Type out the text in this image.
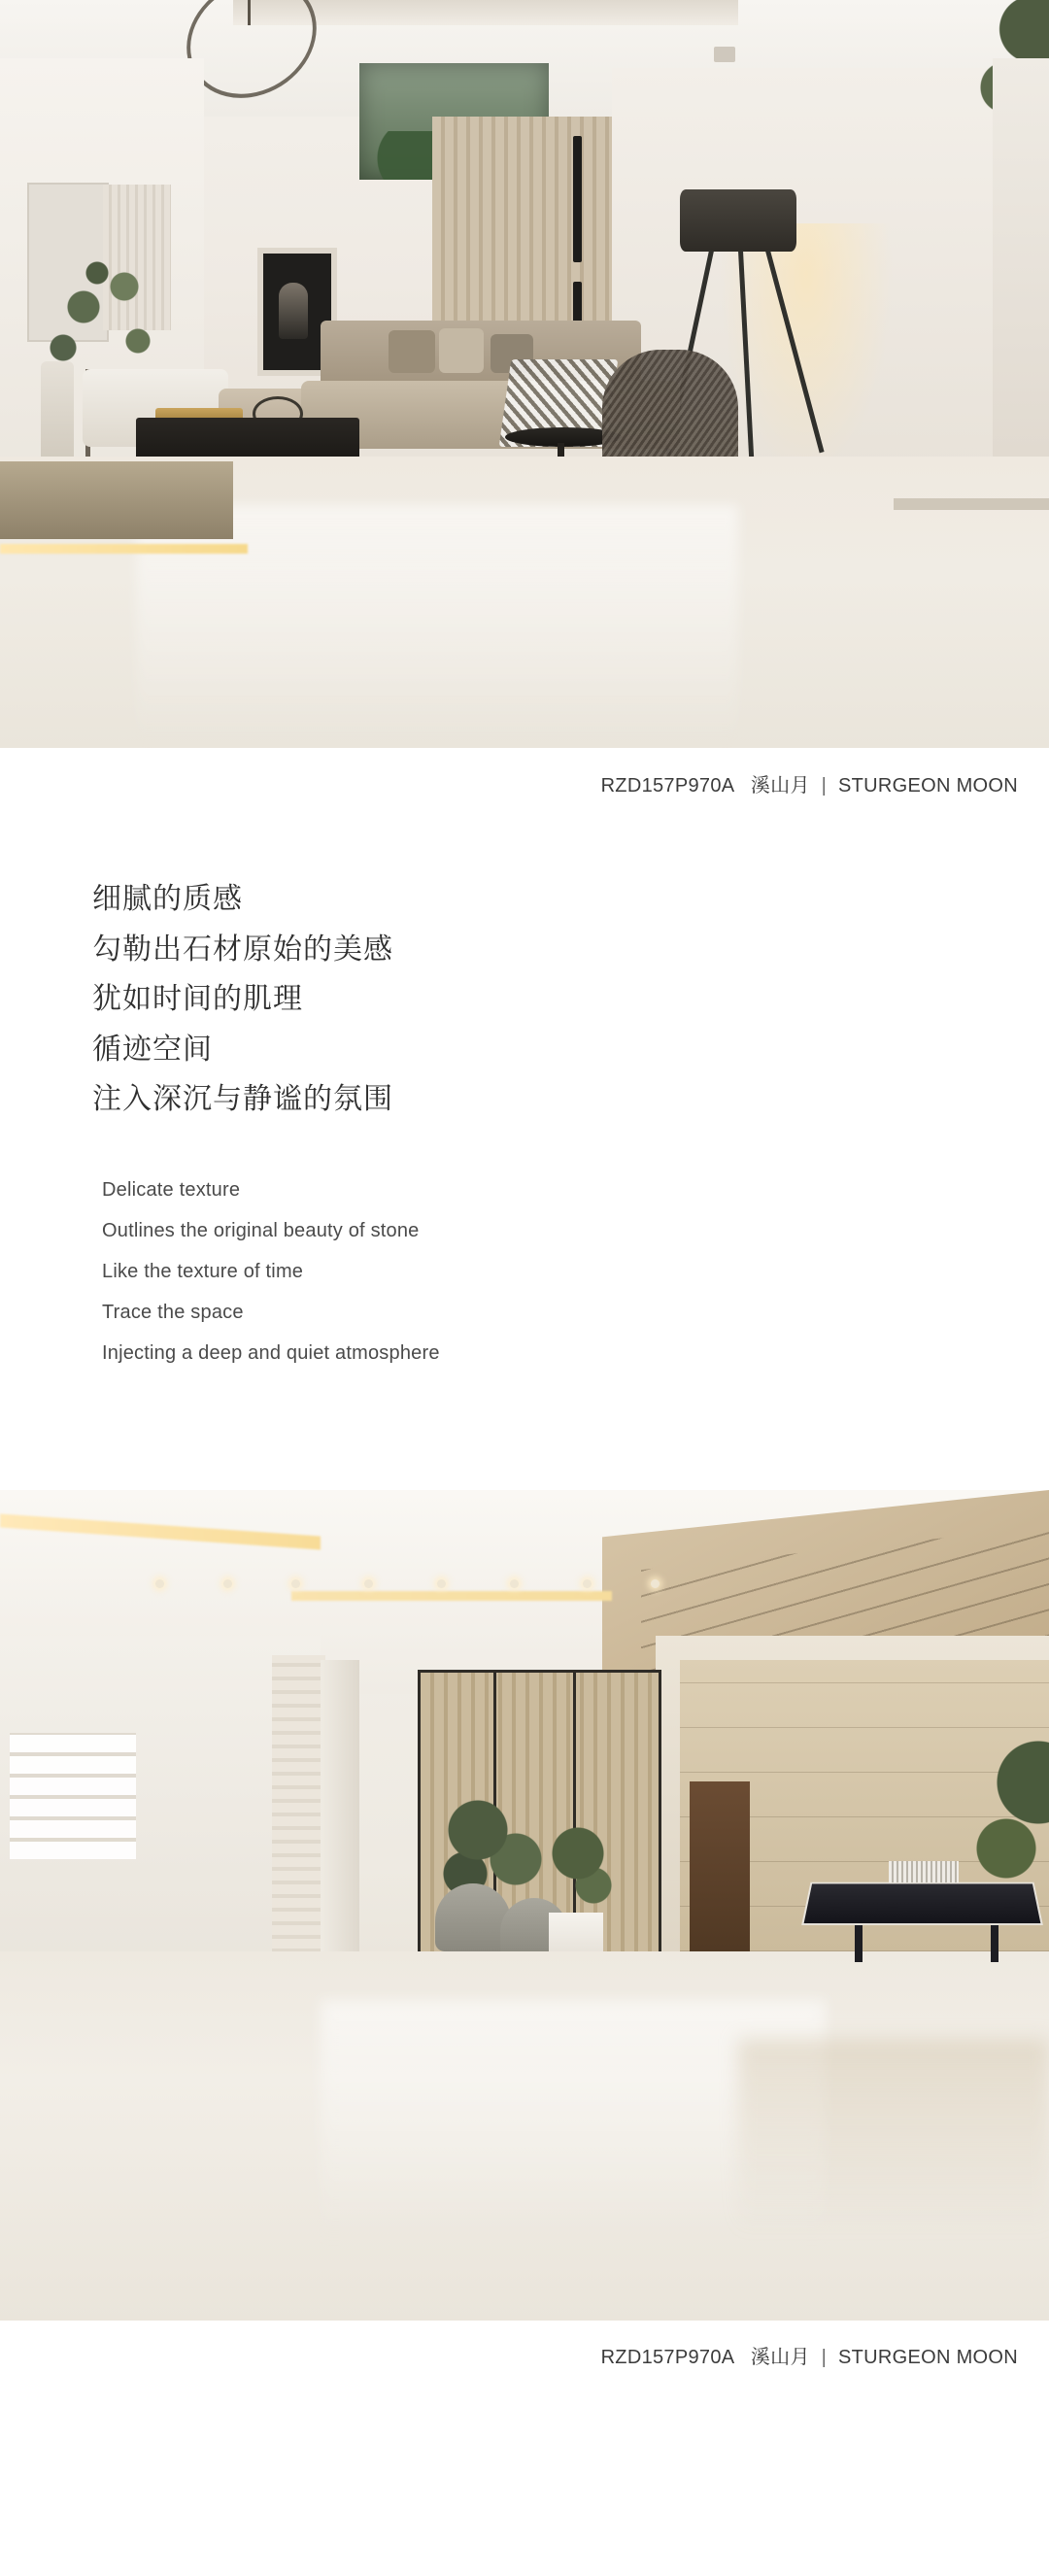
RZD157P970A 溪山月 | STURGEON MOON
细腻的质感
勾勒出石材原始的美感
犹如时间的肌理
循迹空间
注入深沉与静谧的氛围
Delicate texture
Outlines the original beauty of stone
Like the texture of time
Trace the space
Injecting a deep and quiet atmosphere
RZD157P970A 溪山月 | STURGEON MOON
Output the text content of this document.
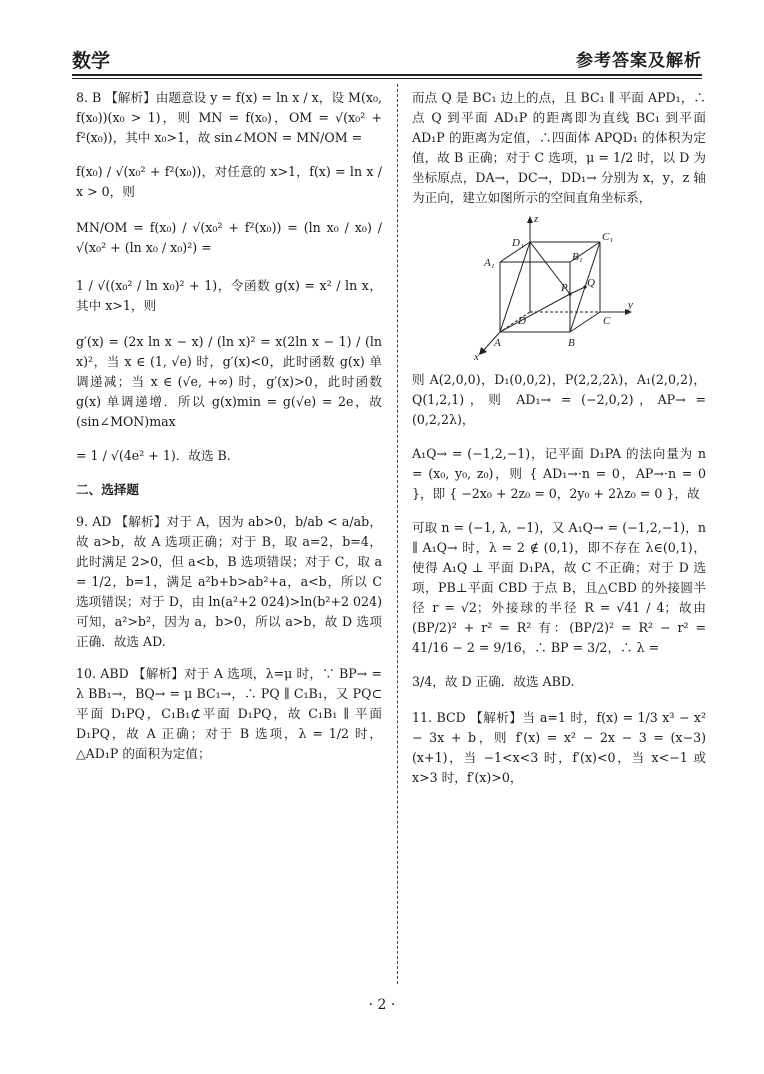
数学	参考答案及解析

8. B 【解析】由题意设 y = f(x) = ln x / x，设 M(x₀, f(x₀))(x₀ > 1)，则 MN = f(x₀)，OM = √(x₀² + f²(x₀))，其中 x₀>1，故 sin∠MON = MN/OM =

f(x₀) / √(x₀² + f²(x₀))，对任意的 x>1，f(x) = ln x / x > 0，则

MN/OM = f(x₀) / √(x₀² + f²(x₀)) = (ln x₀ / x₀) / √(x₀² + (ln x₀ / x₀)²) =

1 / √((x₀² / ln x₀)² + 1)，令函数 g(x) = x² / ln x，其中 x>1，则

g′(x) = (2x ln x − x) / (ln x)² = x(2ln x − 1) / (ln x)²，当 x ∈ (1, √e) 时，g′(x)<0，此时函数 g(x) 单调递减；当 x ∈ (√e, +∞) 时，g′(x)>0，此时函数 g(x) 单调递增．所以 g(x)min = g(√e) = 2e，故 (sin∠MON)max

= 1 / √(4e² + 1)．故选 B.

二、选择题

9. AD 【解析】对于 A，因为 ab>0，b/ab < a/ab，故 a>b，故 A 选项正确；对于 B，取 a=2，b=4，此时满足 2>0，但 a<b，B 选项错误；对于 C，取 a = 1/2，b=1，满足 a²b+b>ab²+a，a<b，所以 C 选项错误；对于 D，由 ln(a²+2 024)>ln(b²+2 024) 可知，a²>b²，因为 a，b>0，所以 a>b，故 D 选项正确．故选 AD.

10. ABD 【解析】对于 A 选项，λ=μ 时，∵ BP→ = λ BB₁→，BQ→ = μ BC₁→，∴ PQ ∥ C₁B₁，又 PQ⊂平面 D₁PQ，C₁B₁⊄平面 D₁PQ，故 C₁B₁ ∥ 平面 D₁PQ，故 A 正确；对于 B 选项，λ = 1/2 时，△AD₁P 的面积为定值；

而点 Q 是 BC₁ 边上的点，且 BC₁ ∥ 平面 APD₁，∴点 Q 到平面 AD₁P 的距离即为直线 BC₁ 到平面 AD₁P 的距离为定值，∴四面体 APQD₁ 的体积为定值，故 B 正确；对于 C 选项，μ = 1/2 时，以 D 为坐标原点，DA→，DC→，DD₁→ 分别为 x，y，z 轴为正向，建立如图所示的空间直角坐标系，

z
y
x
D₁	C₁
B₁
A₁
D	C
B
A
P Q

则 A(2,0,0)，D₁(0,0,2)，P(2,2,2λ)，A₁(2,0,2)，Q(1,2,1)，则 AD₁→ = (−2,0,2)，AP→ = (0,2,2λ)，

A₁Q→ = (−1,2,−1)，记平面 D₁PA 的法向量为 n = (x₀, y₀, z₀)，则 { AD₁→·n = 0，AP→·n = 0 }，即 { −2x₀ + 2z₀ = 0，2y₀ + 2λz₀ = 0 }，故

可取 n = (−1, λ, −1)，又 A₁Q→ = (−1,2,−1)，n ∥ A₁Q→ 时，λ = 2 ∉ (0,1)，即不存在 λ∈(0,1)，使得 A₁Q ⊥ 平面 D₁PA，故 C 不正确；对于 D 选项，PB⊥平面 CBD 于点 B，且△CBD 的外接圆半径 r = √2；外接球的半径 R = √41 / 4；故由 (BP/2)² + r² = R² 有：(BP/2)² = R² − r² = 41/16 − 2 = 9/16，∴ BP = 3/2，∴ λ =

3/4，故 D 正确．故选 ABD.

11. BCD 【解析】当 a=1 时，f(x) = 1/3 x³ − x² − 3x + b，则 f′(x) = x² − 2x − 3 = (x−3)(x+1)，当 −1<x<3 时，f′(x)<0，当 x<−1 或 x>3 时，f′(x)>0，

· 2 ·
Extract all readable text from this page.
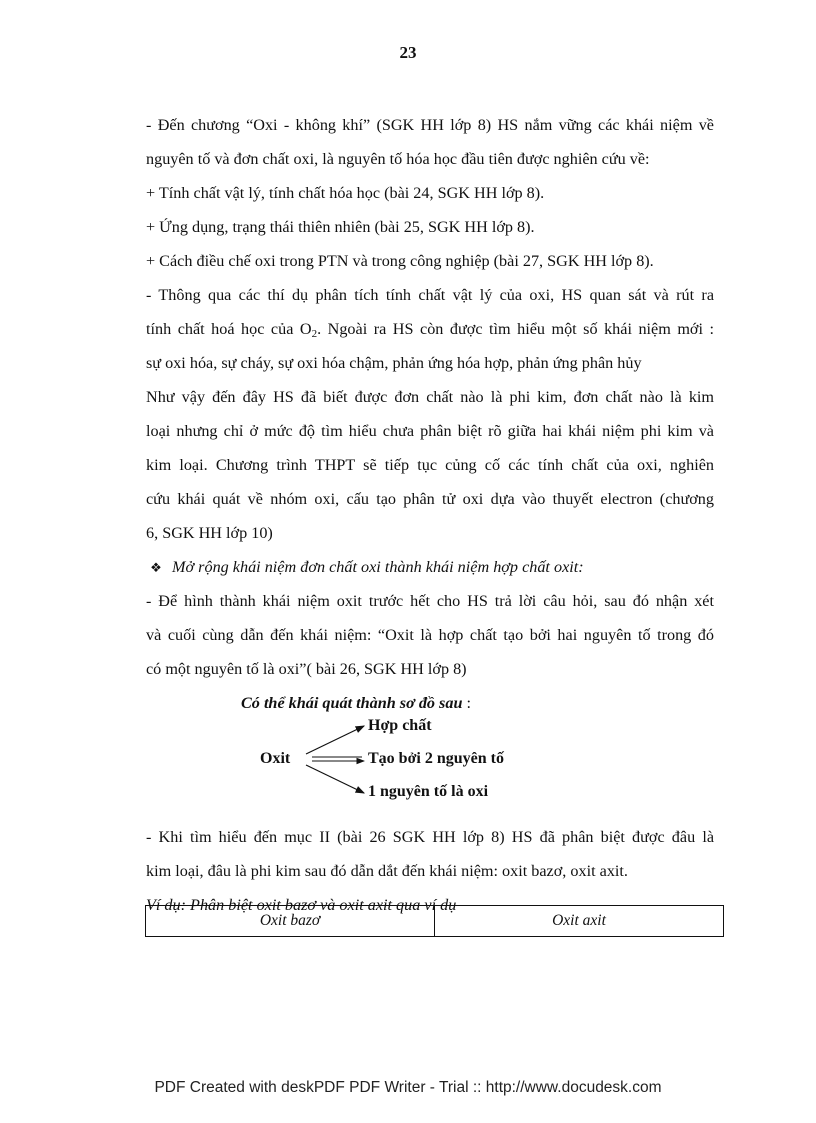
23
- Đến chương “Oxi - không khí” (SGK HH lớp 8) HS nắm vững các khái niệm về
nguyên tố và đơn chất oxi, là nguyên tố hóa học đầu tiên được nghiên cứu về:
+ Tính chất vật lý, tính chất hóa học (bài 24, SGK HH lớp 8).
+ Ứng dụng, trạng thái thiên nhiên (bài 25, SGK HH lớp 8).
+ Cách điều chế oxi trong PTN và trong công nghiệp (bài 27, SGK HH lớp 8).
- Thông qua các thí dụ phân tích tính chất vật lý của oxi, HS quan sát và rút ra
tính chất hoá học của $O_2$. Ngoài ra HS còn được tìm hiểu một số khái niệm mới :
sự oxi hóa, sự cháy, sự oxi hóa chậm, phản ứng hóa hợp, phản ứng phân hủy
Như vậy đến đây HS đã biết được đơn chất nào là phi kim, đơn chất nào là kim
loại nhưng chỉ ở mức độ tìm hiểu chưa phân biệt rõ giữa hai khái niệm phi kim và
kim loại. Chương trình THPT sẽ tiếp tục củng cố các tính chất của oxi, nghiên
cứu khái quát về nhóm oxi, cấu tạo phân tử oxi dựa vào thuyết electron (chương
6, SGK HH lớp 10)
❖ Mở rộng khái niệm đơn chất oxi thành khái niệm hợp chất oxit:
- Để hình thành khái niệm oxit trước hết cho HS trả lời câu hỏi, sau đó nhận xét
và cuối cùng dẫn đến khái niệm: “Oxit là hợp chất tạo bởi hai nguyên tố trong đó
có một nguyên tố là oxi”( bài 26, SGK HH lớp 8)
Có thể khái quát thành sơ đồ sau :
Oxit
Hợp chất
Tạo bởi 2 nguyên tố
1 nguyên tố là oxi
- Khi tìm hiểu đến mục II (bài 26 SGK HH lớp 8) HS đã phân biệt được đâu là
kim loại, đâu là phi kim sau đó dẫn dắt đến khái niệm: oxit bazơ, oxit axit.
Ví dụ: Phân biệt oxit bazơ và oxit axit qua ví dụ
Oxit bazơ	Oxit axit
PDF Created with deskPDF PDF Writer - Trial :: http://www.docudesk.com
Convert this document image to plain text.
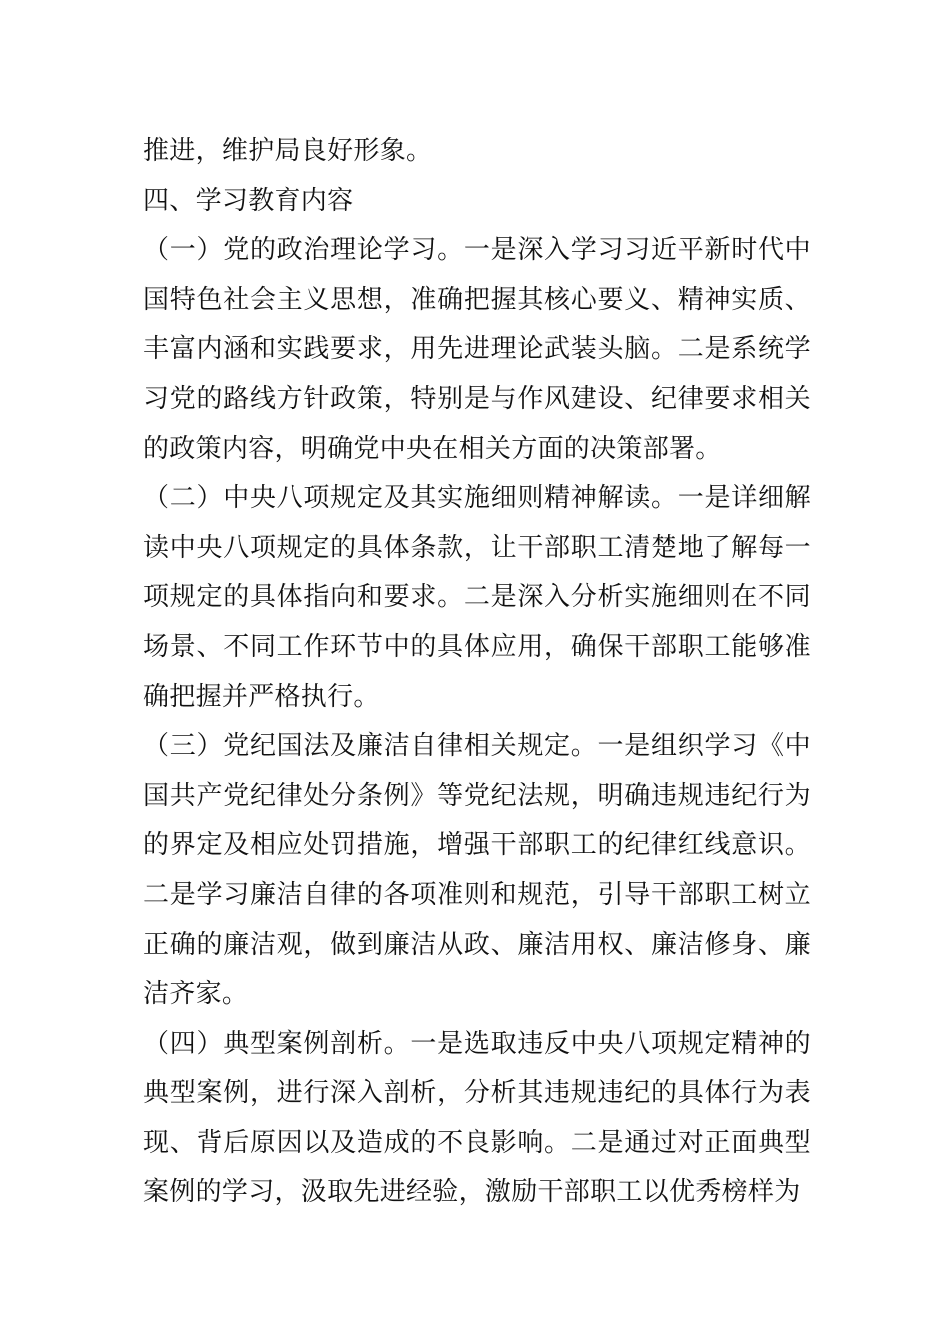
推进，维护局良好形象。

四、学习教育内容

（一）党的政治理论学习。一是深入学习习近平新时代中国特色社会主义思想，准确把握其核心要义、精神实质、丰富内涵和实践要求，用先进理论武装头脑。二是系统学习党的路线方针政策，特别是与作风建设、纪律要求相关的政策内容，明确党中央在相关方面的决策部署。

（二）中央八项规定及其实施细则精神解读。一是详细解读中央八项规定的具体条款，让干部职工清楚地了解每一项规定的具体指向和要求。二是深入分析实施细则在不同场景、不同工作环节中的具体应用，确保干部职工能够准确把握并严格执行。

（三）党纪国法及廉洁自律相关规定。一是组织学习《中国共产党纪律处分条例》等党纪法规，明确违规违纪行为的界定及相应处罚措施，增强干部职工的纪律红线意识。二是学习廉洁自律的各项准则和规范，引导干部职工树立正确的廉洁观，做到廉洁从政、廉洁用权、廉洁修身、廉洁齐家。

（四）典型案例剖析。一是选取违反中央八项规定精神的典型案例，进行深入剖析，分析其违规违纪的具体行为表现、背后原因以及造成的不良影响。二是通过对正面典型案例的学习，汲取先进经验，激励干部职工以优秀榜样为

════════════════════

Choose all lines containing the string "texture" and copy them out.

Delicate texture
Like the texture of time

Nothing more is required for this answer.